◆ Prompt ◆
Below you will find a set of lines. Repeat them all exactly.

◆ Records supplied ◆

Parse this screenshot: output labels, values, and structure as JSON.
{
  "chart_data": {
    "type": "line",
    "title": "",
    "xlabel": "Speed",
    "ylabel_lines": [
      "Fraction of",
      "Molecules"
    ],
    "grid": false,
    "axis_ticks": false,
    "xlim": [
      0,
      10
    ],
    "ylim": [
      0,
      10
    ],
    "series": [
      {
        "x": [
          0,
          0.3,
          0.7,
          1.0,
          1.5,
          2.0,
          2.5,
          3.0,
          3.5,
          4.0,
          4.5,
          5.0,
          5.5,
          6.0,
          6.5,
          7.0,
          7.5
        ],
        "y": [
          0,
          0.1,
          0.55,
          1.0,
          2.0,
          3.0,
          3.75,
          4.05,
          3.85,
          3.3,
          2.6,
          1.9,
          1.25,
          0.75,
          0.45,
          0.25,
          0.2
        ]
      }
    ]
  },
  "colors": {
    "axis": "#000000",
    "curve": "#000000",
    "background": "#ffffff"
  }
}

◆ Response below ◆
Parse this screenshot: output labels, values, and structure as JSON.
{
  "chart_data": {
    "type": "line",
    "title": "",
    "xlabel": "Speed",
    "ylabel_lines": [
      "Fraction of",
      "Molecules"
    ],
    "grid": false,
    "axis_ticks": false,
    "xlim": [
      0,
      10
    ],
    "ylim": [
      0,
      10
    ],
    "series": [
      {
        "x": [
          0,
          0.3,
          0.7,
          1.0,
          1.5,
          2.0,
          2.5,
          3.0,
          3.5,
          4.0,
          4.5,
          5.0,
          5.5,
          6.0,
          6.5,
          7.0,
          7.5
        ],
        "y": [
          0,
          0.1,
          0.55,
          1.0,
          2.0,
          3.0,
          3.75,
          4.05,
          3.85,
          3.3,
          2.6,
          1.9,
          1.25,
          0.75,
          0.45,
          0.25,
          0.2
        ]
      }
    ]
  },
  "colors": {
    "axis": "#000000",
    "curve": "#000000",
    "background": "#ffffff"
  }
}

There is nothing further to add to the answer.